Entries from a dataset
* begin *

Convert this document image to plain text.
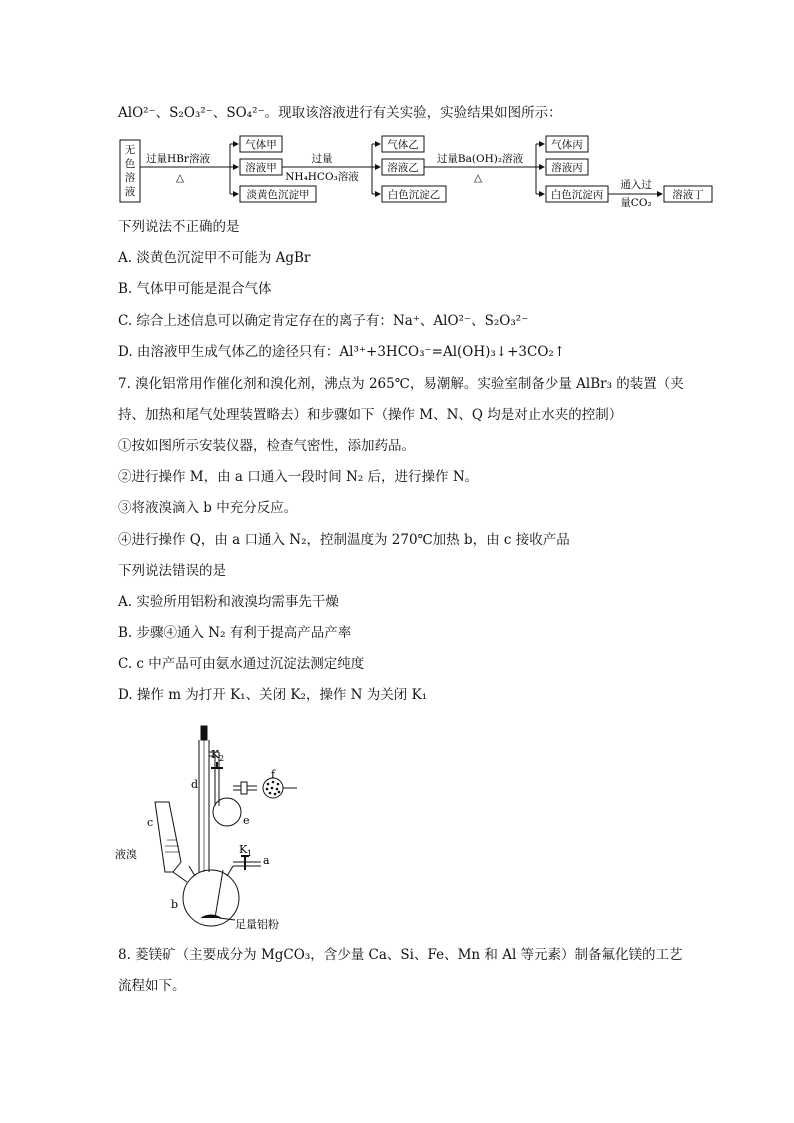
AlO²⁻、S₂O₃²⁻、SO₄²⁻。现取该溶液进行有关实验，实验结果如图所示：
无
色
溶
液
过量HBr溶液
△
气体甲
溶液甲
淡黄色沉淀甲
过量
NH₄HCO₃溶液
气体乙
溶液乙
白色沉淀乙
过量Ba(OH)₂溶液
△
气体丙
溶液丙
白色沉淀丙
通入过
量CO₂
溶液丁
下列说法不正确的是
A. 淡黄色沉淀甲不可能为 AgBr
B. 气体甲可能是混合气体
C. 综合上述信息可以确定肯定存在的离子有：Na⁺、AlO²⁻、S₂O₃²⁻
D. 由溶液甲生成气体乙的途径只有：Al³⁺+3HCO₃⁻=Al(OH)₃↓+3CO₂↑
7. 溴化铝常用作催化剂和溴化剂，沸点为 265℃，易潮解。实验室制备少量 AlBr₃ 的装置（夹
持、加热和尾气处理装置略去）和步骤如下（操作 M、N、Q 均是对止水夹的控制）
①按如图所示安装仪器，检查气密性，添加药品。
②进行操作 M，由 a 口通入一段时间 N₂ 后，进行操作 N。
③将液溴滴入 b 中充分反应。
④进行操作 Q，由 a 口通入 N₂，控制温度为 270℃加热 b，由 c 接收产品
下列说法错误的是
A. 实验所用铝粉和液溴均需事先干燥
B. 步骤④通入 N₂ 有利于提高产品产率
C. c 中产品可由氨水通过沉淀法测定纯度
D. 操作 m 为打开 K₁、关闭 K₂，操作 N 为关闭 K₁
d
K 2
f
e
c
液溴	K 1
a
b
足量铝粉
8. 菱镁矿（主要成分为 MgCO₃，含少量 Ca、Si、Fe、Mn 和 Al 等元素）制备氟化镁的工艺
流程如下。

* end *

WHAT IS EXPECTED:
Transcribe every entry word for word, but skip the pictures.

THE COMPLETED TASK:
Convert this document image to plain text.
AlO²⁻、S₂O₃²⁻、SO₄²⁻。现取该溶液进行有关实验，实验结果如图所示：
无
色
溶
液
过量HBr溶液
△
气体甲
溶液甲
淡黄色沉淀甲
过量
NH₄HCO₃溶液
气体乙
溶液乙
白色沉淀乙
过量Ba(OH)₂溶液
△
气体丙
溶液丙
白色沉淀丙
通入过
量CO₂
溶液丁
下列说法不正确的是
A. 淡黄色沉淀甲不可能为 AgBr
B. 气体甲可能是混合气体
C. 综合上述信息可以确定肯定存在的离子有：Na⁺、AlO²⁻、S₂O₃²⁻
D. 由溶液甲生成气体乙的途径只有：Al³⁺+3HCO₃⁻=Al(OH)₃↓+3CO₂↑
7. 溴化铝常用作催化剂和溴化剂，沸点为 265℃，易潮解。实验室制备少量 AlBr₃ 的装置（夹
持、加热和尾气处理装置略去）和步骤如下（操作 M、N、Q 均是对止水夹的控制）
①按如图所示安装仪器，检查气密性，添加药品。
②进行操作 M，由 a 口通入一段时间 N₂ 后，进行操作 N。
③将液溴滴入 b 中充分反应。
④进行操作 Q，由 a 口通入 N₂，控制温度为 270℃加热 b，由 c 接收产品
下列说法错误的是
A. 实验所用铝粉和液溴均需事先干燥
B. 步骤④通入 N₂ 有利于提高产品产率
C. c 中产品可由氨水通过沉淀法测定纯度
D. 操作 m 为打开 K₁、关闭 K₂，操作 N 为关闭 K₁
d
K 2
f
e
c
液溴	K 1
a
b
足量铝粉
8. 菱镁矿（主要成分为 MgCO₃，含少量 Ca、Si、Fe、Mn 和 Al 等元素）制备氟化镁的工艺
流程如下。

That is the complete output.